**Exercise**
Work out how many lines have "Modern" in them. Give only that number.

**Material for the task**
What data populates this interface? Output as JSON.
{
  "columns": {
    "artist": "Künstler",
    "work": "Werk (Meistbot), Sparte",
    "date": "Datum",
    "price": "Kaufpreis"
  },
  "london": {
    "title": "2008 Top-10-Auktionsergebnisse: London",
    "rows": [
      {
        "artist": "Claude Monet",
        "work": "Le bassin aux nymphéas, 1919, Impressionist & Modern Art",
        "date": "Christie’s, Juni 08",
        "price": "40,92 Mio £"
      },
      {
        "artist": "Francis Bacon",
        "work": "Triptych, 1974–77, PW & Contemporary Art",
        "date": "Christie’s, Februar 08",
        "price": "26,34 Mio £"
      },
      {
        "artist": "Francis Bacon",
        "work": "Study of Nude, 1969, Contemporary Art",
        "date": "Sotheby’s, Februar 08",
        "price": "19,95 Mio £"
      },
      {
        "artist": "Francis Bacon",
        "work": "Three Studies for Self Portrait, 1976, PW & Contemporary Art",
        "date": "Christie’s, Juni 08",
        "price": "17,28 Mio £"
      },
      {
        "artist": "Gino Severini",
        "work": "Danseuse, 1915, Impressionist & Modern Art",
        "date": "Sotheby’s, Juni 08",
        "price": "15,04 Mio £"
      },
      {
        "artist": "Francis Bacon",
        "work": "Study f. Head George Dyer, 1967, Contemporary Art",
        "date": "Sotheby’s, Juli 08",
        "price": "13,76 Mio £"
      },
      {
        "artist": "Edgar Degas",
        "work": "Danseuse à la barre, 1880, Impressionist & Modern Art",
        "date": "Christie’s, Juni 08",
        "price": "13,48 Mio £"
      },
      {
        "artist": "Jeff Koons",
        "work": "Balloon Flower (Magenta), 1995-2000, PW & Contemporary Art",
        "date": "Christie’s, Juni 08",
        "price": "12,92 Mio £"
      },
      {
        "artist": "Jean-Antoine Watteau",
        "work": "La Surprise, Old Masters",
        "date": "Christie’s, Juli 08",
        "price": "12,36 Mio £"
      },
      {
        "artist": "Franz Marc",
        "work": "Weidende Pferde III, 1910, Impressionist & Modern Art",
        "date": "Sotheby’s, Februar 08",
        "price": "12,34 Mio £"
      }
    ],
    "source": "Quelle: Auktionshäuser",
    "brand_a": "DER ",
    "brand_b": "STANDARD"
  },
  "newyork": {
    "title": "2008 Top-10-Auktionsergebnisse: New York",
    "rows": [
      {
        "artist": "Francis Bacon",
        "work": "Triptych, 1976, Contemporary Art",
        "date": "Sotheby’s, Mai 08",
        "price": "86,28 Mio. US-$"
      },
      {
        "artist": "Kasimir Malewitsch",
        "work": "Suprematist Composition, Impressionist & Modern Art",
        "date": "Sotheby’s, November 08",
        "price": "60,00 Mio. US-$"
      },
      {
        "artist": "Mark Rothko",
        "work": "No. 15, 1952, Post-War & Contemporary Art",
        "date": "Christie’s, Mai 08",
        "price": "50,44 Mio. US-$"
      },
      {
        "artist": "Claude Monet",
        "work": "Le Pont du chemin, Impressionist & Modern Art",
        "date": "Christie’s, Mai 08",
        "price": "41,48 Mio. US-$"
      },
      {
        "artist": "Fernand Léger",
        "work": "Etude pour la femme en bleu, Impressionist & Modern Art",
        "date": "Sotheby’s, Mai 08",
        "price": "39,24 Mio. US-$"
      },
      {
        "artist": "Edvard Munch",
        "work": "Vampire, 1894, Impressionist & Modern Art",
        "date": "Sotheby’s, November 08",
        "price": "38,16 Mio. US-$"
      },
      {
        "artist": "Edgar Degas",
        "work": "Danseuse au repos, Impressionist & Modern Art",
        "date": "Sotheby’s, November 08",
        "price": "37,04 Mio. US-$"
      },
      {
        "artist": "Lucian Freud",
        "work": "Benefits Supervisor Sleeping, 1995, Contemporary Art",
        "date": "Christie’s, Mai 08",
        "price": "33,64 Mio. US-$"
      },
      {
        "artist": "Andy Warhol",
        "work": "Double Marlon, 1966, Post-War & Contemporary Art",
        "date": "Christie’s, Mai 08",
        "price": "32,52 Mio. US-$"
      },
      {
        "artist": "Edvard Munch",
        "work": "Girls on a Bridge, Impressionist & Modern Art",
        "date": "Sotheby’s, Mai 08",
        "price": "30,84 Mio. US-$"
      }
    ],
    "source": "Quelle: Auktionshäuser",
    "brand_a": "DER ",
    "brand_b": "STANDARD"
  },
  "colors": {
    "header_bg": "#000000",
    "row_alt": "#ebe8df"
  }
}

**Complete output**
10